* Exercise details *
Gather from the listing below each line that includes the word "nechce", and copy it.

** Begin **

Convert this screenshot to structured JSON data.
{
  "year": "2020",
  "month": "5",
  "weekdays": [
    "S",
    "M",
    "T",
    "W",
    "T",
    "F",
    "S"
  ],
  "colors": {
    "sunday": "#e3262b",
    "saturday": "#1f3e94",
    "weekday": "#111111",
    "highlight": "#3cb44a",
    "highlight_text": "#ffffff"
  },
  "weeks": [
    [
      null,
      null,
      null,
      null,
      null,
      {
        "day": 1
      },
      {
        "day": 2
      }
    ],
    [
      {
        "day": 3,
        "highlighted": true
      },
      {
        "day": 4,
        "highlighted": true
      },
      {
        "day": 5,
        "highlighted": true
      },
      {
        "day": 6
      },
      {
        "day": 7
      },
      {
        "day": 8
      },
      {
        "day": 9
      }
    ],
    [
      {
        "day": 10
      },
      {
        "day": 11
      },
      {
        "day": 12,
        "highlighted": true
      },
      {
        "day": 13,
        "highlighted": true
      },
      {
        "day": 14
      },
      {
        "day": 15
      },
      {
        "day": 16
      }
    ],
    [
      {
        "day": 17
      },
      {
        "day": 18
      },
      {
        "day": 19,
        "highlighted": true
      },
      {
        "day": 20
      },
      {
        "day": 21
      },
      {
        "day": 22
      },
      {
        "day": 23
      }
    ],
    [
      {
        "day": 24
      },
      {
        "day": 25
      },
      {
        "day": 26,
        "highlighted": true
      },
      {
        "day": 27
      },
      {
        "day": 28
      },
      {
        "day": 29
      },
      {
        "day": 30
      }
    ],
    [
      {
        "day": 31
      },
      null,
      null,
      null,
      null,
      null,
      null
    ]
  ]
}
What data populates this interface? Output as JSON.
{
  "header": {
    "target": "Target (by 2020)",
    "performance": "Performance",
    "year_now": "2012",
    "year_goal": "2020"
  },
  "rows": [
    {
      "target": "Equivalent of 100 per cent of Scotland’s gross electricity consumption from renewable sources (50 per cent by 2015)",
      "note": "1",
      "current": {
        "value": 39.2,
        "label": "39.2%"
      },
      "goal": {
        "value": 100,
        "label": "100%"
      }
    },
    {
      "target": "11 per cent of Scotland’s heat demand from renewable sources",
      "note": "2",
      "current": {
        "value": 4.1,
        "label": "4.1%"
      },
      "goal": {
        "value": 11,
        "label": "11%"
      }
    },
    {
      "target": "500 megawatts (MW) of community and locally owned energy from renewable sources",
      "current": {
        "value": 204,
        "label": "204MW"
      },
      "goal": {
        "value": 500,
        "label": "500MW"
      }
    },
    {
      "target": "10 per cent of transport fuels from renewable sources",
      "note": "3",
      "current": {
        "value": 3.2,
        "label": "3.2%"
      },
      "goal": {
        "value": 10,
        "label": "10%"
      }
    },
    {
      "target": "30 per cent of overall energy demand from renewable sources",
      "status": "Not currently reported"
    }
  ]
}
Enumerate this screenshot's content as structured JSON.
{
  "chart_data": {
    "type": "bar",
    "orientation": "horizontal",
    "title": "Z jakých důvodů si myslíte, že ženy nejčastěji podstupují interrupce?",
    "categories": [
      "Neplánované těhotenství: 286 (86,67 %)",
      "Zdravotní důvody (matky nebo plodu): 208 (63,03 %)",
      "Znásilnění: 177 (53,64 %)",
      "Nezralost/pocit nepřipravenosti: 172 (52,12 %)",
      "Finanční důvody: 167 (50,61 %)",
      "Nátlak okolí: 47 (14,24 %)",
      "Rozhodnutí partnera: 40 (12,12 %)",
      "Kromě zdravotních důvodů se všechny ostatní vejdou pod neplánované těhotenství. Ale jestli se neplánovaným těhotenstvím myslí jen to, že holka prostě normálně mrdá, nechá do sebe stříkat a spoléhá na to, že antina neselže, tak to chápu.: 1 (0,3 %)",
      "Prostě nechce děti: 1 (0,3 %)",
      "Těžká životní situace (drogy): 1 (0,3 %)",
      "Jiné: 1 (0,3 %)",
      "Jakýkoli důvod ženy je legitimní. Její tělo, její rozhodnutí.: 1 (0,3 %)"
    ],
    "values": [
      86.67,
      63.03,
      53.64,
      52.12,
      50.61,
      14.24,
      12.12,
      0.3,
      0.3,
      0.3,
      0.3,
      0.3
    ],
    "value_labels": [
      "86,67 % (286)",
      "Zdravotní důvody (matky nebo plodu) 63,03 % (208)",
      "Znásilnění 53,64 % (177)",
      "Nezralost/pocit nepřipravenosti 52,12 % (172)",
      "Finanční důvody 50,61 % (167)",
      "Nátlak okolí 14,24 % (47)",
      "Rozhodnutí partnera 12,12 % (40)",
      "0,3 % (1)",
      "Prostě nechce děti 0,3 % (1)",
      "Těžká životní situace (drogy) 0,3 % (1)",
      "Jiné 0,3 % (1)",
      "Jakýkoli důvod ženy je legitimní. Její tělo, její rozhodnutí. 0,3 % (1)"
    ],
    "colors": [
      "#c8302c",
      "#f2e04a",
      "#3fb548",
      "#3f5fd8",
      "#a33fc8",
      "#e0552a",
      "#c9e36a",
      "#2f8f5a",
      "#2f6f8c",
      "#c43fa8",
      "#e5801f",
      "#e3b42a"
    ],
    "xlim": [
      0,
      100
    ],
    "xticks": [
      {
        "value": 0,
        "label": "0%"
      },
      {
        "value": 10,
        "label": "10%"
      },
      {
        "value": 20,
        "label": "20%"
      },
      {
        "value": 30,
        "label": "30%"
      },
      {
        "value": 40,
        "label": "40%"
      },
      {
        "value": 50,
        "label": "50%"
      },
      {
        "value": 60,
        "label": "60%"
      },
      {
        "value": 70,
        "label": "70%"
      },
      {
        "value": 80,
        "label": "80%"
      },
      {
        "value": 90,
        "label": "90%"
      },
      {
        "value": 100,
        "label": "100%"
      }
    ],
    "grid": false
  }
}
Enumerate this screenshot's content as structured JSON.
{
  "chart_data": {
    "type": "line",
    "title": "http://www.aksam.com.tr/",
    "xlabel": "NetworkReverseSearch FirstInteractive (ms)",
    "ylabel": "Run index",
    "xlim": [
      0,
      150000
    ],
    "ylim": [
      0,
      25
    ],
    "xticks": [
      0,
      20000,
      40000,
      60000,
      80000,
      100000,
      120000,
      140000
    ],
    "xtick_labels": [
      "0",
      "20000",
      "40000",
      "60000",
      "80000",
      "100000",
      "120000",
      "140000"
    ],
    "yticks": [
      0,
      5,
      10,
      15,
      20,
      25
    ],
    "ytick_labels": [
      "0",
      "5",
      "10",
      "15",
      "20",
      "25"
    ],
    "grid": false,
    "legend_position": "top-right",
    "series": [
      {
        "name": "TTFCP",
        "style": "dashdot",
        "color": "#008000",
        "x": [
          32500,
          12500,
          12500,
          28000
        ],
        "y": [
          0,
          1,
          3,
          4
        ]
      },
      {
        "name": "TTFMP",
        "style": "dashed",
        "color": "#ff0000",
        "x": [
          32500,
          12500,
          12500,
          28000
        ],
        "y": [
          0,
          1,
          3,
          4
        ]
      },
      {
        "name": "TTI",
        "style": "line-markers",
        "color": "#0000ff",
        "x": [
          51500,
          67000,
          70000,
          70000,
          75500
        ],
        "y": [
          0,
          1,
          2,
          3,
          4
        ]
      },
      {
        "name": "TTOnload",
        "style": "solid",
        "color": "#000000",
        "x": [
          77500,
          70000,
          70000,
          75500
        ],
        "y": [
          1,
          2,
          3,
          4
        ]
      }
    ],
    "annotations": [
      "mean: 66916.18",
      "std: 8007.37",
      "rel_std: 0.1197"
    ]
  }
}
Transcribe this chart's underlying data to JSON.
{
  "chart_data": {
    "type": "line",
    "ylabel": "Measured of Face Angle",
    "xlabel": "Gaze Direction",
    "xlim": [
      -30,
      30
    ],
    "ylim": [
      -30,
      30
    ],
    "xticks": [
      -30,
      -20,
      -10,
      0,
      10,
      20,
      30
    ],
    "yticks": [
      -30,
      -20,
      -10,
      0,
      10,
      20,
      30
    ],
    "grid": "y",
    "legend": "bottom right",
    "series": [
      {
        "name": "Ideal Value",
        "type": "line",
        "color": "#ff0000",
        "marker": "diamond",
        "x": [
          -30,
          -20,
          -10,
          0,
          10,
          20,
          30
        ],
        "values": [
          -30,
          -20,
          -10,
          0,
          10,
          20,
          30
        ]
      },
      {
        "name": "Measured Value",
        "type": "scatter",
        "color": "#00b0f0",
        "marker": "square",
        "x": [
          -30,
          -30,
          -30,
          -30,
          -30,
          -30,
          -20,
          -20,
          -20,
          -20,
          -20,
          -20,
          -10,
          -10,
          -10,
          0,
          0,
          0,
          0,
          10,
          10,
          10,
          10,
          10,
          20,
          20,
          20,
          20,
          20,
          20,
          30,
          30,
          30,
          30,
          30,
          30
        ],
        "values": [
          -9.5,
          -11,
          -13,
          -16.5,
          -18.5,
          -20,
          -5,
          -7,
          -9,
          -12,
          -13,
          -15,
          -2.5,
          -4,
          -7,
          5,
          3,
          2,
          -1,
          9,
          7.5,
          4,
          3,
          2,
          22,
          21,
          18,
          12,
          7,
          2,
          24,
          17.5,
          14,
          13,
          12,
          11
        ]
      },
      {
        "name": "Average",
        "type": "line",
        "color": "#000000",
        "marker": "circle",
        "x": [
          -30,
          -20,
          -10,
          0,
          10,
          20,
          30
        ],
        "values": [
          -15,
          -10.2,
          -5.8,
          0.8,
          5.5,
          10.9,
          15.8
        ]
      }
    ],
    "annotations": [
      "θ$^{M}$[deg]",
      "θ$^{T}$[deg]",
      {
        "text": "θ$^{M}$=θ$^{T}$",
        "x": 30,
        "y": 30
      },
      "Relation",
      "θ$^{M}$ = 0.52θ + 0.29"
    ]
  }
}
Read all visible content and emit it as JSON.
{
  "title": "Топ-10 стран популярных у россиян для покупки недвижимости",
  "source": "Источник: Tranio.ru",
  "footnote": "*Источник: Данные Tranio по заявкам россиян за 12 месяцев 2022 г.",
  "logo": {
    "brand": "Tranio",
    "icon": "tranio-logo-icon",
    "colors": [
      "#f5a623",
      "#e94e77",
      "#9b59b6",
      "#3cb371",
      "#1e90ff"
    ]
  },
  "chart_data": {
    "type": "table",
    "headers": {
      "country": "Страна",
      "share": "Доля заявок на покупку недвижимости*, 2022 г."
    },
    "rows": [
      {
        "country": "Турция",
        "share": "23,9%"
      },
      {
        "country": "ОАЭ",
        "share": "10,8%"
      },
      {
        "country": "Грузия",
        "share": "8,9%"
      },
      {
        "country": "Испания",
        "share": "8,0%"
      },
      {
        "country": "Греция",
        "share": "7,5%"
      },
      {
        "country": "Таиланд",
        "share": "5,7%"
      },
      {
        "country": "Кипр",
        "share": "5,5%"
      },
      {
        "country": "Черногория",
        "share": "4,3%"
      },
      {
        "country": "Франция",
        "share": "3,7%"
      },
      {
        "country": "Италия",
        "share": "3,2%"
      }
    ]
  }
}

** End **

* Result *
      "Prostě nechce děti: 1 (0,3 %)",
      "Prostě nechce děti 0,3 % (1)",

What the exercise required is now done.